What to produce: Without the pictures, copy all the entries below exactly.

Dataset records
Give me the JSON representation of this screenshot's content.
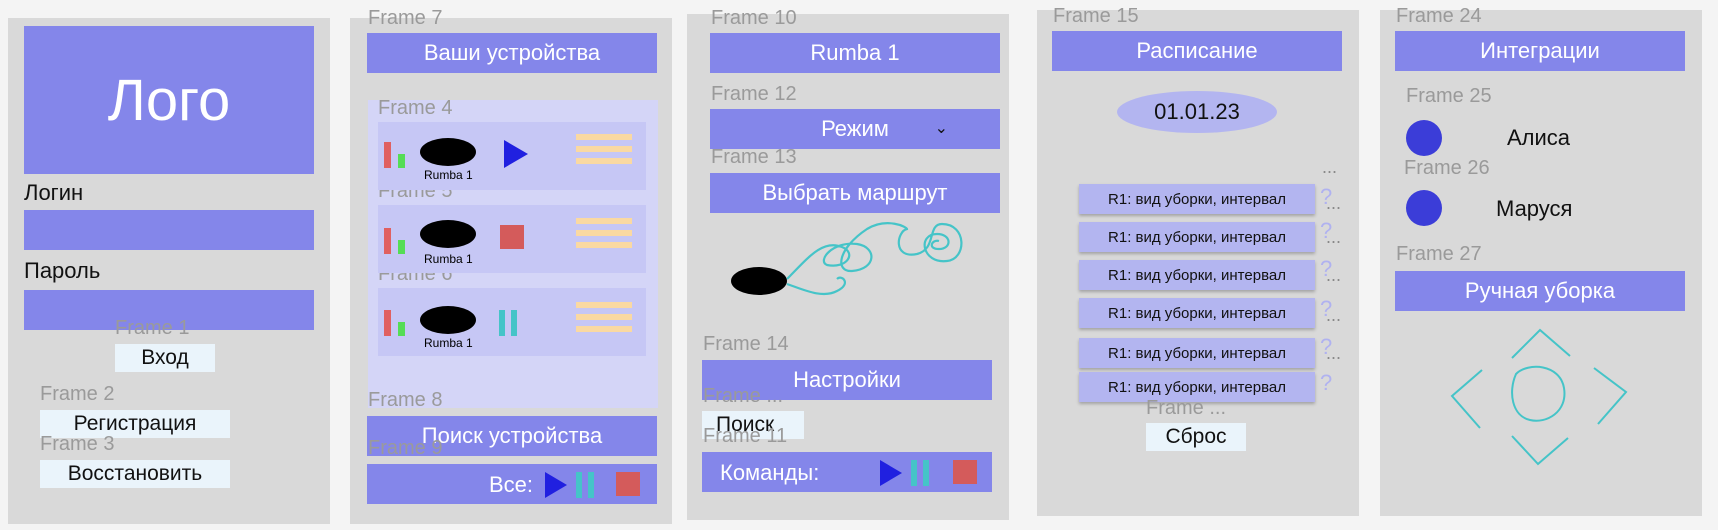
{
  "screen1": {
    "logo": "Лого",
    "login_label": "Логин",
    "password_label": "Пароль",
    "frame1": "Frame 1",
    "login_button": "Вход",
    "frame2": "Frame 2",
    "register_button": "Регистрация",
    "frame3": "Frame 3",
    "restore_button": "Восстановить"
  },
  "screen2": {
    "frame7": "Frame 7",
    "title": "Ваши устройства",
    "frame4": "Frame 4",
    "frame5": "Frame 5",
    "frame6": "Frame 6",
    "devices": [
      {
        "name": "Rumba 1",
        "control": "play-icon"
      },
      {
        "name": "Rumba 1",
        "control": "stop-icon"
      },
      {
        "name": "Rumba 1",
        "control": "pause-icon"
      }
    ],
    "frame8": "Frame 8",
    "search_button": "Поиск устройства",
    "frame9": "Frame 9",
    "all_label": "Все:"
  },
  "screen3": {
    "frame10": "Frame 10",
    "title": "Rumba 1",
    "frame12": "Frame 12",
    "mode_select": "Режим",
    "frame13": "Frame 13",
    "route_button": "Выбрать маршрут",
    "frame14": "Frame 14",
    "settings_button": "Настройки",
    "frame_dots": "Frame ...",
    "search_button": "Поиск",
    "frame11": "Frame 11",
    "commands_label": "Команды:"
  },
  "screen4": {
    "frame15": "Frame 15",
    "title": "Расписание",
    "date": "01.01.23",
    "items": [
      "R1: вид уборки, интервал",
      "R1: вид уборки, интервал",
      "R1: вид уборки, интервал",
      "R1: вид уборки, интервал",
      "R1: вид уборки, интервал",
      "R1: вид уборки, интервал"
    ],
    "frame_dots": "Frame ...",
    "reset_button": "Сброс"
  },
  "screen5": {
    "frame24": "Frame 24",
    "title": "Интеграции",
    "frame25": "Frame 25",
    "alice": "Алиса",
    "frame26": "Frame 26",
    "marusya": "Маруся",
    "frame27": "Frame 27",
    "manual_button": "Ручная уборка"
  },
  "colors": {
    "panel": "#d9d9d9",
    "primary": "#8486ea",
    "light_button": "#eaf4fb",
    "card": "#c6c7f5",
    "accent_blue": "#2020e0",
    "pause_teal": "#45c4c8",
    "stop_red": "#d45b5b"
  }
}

The solution:
Give me the JSON representation of this screenshot's content.
{
  "screen1": {
    "logo": "Лого",
    "login_label": "Логин",
    "password_label": "Пароль",
    "frame1": "Frame 1",
    "login_button": "Вход",
    "frame2": "Frame 2",
    "register_button": "Регистрация",
    "frame3": "Frame 3",
    "restore_button": "Восстановить"
  },
  "screen2": {
    "frame7": "Frame 7",
    "title": "Ваши устройства",
    "frame4": "Frame 4",
    "frame5": "Frame 5",
    "frame6": "Frame 6",
    "devices": [
      {
        "name": "Rumba 1",
        "control": "play-icon"
      },
      {
        "name": "Rumba 1",
        "control": "stop-icon"
      },
      {
        "name": "Rumba 1",
        "control": "pause-icon"
      }
    ],
    "frame8": "Frame 8",
    "search_button": "Поиск устройства",
    "frame9": "Frame 9",
    "all_label": "Все:"
  },
  "screen3": {
    "frame10": "Frame 10",
    "title": "Rumba 1",
    "frame12": "Frame 12",
    "mode_select": "Режим",
    "frame13": "Frame 13",
    "route_button": "Выбрать маршрут",
    "frame14": "Frame 14",
    "settings_button": "Настройки",
    "frame_dots": "Frame ...",
    "search_button": "Поиск",
    "frame11": "Frame 11",
    "commands_label": "Команды:"
  },
  "screen4": {
    "frame15": "Frame 15",
    "title": "Расписание",
    "date": "01.01.23",
    "items": [
      "R1: вид уборки, интервал",
      "R1: вид уборки, интервал",
      "R1: вид уборки, интервал",
      "R1: вид уборки, интервал",
      "R1: вид уборки, интервал",
      "R1: вид уборки, интервал"
    ],
    "frame_dots": "Frame ...",
    "reset_button": "Сброс"
  },
  "screen5": {
    "frame24": "Frame 24",
    "title": "Интеграции",
    "frame25": "Frame 25",
    "alice": "Алиса",
    "frame26": "Frame 26",
    "marusya": "Маруся",
    "frame27": "Frame 27",
    "manual_button": "Ручная уборка"
  },
  "colors": {
    "panel": "#d9d9d9",
    "primary": "#8486ea",
    "light_button": "#eaf4fb",
    "card": "#c6c7f5",
    "accent_blue": "#2020e0",
    "pause_teal": "#45c4c8",
    "stop_red": "#d45b5b"
  }
}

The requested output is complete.